● **Task to complete**
Find the lines containing the word "Strength" and copy every one of them.

[Figure dataset records]
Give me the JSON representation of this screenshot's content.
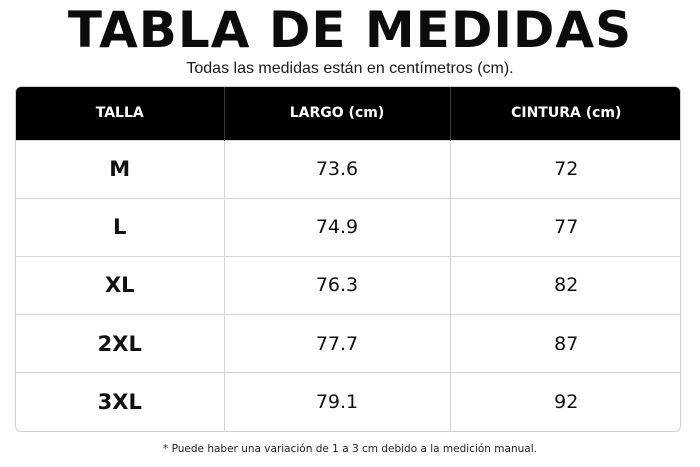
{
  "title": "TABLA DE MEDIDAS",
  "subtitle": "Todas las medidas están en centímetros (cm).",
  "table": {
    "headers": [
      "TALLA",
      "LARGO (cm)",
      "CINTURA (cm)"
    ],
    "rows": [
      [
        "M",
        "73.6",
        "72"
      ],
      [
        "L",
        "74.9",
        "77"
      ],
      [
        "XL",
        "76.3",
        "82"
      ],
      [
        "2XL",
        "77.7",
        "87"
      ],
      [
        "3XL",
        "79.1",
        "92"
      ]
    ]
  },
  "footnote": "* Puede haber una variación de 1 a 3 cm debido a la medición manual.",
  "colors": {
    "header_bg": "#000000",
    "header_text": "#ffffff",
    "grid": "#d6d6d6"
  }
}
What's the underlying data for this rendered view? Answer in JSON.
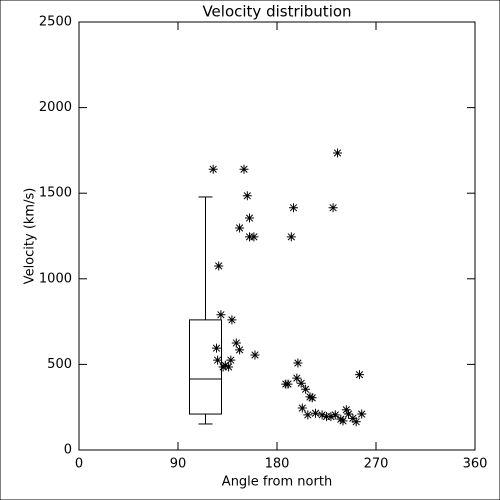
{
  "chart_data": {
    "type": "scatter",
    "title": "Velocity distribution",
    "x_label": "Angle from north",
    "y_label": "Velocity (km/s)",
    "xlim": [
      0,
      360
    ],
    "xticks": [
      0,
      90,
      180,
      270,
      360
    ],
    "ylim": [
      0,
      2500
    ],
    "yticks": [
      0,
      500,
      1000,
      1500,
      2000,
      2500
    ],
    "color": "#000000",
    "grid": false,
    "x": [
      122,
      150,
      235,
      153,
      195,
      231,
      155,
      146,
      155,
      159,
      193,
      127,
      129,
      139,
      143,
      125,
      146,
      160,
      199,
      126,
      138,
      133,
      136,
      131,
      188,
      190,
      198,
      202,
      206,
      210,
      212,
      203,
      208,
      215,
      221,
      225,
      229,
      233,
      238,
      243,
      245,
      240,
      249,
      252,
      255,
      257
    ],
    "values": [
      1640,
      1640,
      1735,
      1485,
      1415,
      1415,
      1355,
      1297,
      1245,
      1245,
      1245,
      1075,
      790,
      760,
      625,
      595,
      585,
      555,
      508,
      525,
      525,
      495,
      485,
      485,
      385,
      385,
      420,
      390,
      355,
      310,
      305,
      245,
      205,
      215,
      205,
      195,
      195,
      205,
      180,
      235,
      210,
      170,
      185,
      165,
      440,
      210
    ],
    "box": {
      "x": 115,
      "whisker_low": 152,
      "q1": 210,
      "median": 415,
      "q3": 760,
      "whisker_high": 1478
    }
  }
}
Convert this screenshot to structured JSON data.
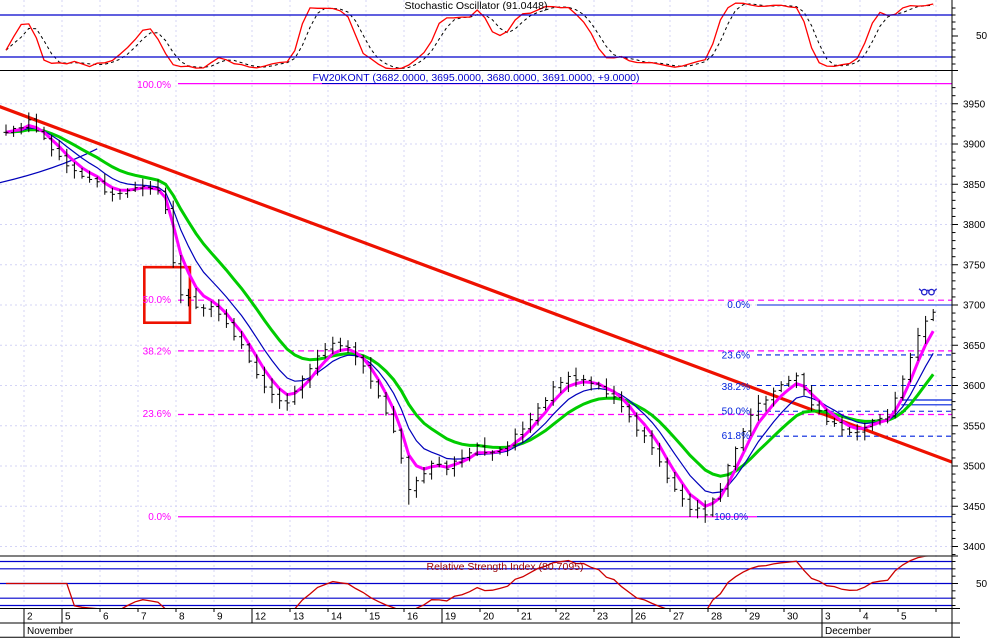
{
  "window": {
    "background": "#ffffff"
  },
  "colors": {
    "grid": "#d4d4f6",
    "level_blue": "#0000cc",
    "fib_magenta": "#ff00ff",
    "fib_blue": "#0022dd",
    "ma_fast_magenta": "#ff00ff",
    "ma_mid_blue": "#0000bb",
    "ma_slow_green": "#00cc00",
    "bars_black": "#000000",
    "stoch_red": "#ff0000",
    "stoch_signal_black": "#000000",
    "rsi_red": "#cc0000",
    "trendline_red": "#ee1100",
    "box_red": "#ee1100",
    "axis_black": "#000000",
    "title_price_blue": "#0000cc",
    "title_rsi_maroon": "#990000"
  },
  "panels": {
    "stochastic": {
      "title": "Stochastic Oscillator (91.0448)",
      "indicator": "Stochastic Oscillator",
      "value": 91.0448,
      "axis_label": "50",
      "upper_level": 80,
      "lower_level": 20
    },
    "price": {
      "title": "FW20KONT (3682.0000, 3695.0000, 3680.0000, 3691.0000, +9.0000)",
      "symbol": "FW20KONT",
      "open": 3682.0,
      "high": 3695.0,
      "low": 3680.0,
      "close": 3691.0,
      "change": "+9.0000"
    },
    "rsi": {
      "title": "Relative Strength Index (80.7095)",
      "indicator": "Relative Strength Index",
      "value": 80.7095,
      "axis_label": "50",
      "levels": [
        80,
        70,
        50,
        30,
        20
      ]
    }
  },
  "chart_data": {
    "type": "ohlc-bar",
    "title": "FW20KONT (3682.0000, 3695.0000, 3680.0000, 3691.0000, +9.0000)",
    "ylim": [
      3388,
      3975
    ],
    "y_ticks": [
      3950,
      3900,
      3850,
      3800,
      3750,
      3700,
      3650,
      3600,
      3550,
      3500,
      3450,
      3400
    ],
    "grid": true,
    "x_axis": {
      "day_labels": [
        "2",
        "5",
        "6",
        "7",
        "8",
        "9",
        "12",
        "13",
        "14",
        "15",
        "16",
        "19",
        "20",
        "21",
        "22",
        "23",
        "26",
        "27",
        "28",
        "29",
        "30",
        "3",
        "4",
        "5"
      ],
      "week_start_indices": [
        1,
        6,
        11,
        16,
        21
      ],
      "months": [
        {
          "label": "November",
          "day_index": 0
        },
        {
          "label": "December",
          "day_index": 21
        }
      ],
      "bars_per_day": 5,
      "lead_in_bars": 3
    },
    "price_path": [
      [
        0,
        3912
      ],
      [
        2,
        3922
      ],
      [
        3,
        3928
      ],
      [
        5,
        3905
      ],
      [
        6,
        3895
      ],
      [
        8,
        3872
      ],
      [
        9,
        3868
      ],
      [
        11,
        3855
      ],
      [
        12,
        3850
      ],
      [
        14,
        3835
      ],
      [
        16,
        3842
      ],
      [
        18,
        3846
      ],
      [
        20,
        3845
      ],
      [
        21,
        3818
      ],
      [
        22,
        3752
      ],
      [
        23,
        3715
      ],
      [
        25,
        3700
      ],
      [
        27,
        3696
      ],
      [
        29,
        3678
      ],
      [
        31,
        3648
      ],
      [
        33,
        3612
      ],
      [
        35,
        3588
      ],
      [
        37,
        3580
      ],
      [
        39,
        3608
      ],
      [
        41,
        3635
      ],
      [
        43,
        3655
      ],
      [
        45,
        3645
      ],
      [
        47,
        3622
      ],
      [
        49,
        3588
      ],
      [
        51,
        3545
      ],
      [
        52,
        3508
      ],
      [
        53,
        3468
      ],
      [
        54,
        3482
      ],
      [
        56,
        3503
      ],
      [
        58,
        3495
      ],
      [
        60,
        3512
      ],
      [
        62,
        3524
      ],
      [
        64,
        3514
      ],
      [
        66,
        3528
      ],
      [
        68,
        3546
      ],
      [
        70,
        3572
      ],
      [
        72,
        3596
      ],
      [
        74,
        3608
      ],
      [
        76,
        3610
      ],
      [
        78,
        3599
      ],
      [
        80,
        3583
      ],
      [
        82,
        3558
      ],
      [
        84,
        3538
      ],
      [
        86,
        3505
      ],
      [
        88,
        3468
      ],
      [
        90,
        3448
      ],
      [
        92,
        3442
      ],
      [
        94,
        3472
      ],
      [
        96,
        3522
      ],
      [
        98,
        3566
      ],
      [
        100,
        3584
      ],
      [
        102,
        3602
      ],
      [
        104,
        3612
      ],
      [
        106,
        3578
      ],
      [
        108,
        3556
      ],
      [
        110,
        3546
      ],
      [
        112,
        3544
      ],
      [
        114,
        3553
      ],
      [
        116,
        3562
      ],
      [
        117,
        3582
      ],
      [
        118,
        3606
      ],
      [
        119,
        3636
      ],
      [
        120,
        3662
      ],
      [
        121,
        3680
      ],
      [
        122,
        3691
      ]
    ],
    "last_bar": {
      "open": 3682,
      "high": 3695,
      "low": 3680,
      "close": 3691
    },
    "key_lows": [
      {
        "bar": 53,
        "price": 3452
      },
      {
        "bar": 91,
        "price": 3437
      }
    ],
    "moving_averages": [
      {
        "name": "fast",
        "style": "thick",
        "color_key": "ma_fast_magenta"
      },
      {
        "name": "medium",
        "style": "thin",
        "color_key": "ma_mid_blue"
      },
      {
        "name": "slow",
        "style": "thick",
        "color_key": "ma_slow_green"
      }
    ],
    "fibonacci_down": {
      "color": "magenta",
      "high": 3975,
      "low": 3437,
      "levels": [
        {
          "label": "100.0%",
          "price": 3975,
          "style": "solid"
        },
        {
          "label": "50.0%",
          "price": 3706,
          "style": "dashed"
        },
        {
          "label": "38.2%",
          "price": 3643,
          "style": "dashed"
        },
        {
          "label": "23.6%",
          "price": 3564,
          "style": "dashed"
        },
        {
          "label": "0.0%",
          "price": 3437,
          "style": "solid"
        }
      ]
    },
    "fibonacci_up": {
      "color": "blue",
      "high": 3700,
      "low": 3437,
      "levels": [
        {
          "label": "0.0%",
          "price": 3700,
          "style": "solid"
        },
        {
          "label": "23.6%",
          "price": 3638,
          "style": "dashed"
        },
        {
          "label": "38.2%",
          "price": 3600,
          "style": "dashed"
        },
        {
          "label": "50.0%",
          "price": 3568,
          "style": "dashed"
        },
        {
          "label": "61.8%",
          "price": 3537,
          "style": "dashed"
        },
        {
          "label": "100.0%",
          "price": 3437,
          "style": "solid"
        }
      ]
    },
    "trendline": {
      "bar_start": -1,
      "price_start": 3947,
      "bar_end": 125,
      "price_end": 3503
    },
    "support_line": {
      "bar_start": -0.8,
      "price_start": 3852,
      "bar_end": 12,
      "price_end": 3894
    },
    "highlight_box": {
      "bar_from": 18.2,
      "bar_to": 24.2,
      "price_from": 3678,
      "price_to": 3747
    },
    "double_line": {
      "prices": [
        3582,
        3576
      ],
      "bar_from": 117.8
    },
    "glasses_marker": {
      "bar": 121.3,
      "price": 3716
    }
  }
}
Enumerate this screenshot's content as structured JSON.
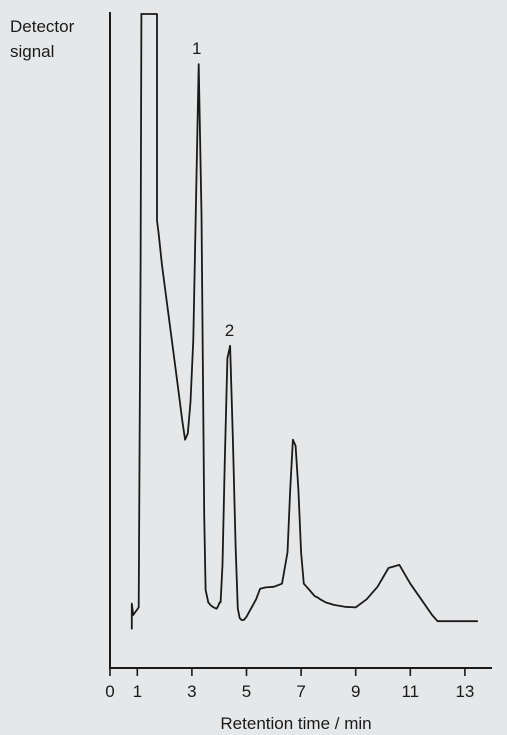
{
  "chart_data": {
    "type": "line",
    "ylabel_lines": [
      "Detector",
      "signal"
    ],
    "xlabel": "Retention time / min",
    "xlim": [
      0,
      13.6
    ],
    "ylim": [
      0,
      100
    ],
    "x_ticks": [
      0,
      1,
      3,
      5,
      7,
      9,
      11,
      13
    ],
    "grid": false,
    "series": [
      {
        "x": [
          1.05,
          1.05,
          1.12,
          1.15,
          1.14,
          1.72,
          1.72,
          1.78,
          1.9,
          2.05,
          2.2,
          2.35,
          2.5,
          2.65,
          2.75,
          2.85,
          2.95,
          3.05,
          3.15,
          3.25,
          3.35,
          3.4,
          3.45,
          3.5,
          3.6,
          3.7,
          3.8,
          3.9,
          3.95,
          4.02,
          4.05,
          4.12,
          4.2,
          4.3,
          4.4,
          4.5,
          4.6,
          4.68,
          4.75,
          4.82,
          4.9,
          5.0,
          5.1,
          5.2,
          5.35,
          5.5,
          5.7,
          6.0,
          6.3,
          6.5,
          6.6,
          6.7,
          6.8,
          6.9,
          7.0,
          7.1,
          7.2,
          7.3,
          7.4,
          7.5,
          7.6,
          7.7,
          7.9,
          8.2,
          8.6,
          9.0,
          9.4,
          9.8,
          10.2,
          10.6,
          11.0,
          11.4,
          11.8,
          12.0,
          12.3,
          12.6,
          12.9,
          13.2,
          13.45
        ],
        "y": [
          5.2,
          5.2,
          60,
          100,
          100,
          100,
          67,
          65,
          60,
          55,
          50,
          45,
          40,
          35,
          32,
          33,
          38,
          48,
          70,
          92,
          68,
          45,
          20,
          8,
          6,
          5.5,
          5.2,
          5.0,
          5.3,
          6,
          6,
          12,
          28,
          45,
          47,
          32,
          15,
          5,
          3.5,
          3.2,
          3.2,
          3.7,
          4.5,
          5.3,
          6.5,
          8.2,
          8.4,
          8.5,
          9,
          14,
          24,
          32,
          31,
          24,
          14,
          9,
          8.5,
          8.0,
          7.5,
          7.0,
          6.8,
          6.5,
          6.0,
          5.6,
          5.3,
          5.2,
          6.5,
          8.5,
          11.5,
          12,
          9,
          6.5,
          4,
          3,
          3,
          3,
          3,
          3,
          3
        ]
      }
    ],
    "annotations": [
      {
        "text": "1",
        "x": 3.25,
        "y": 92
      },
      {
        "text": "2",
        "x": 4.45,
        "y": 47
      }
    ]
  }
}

● **Full output**
      "title": "Relative Strength Index (80.7095)",
      "indicator": "Relative Strength Index",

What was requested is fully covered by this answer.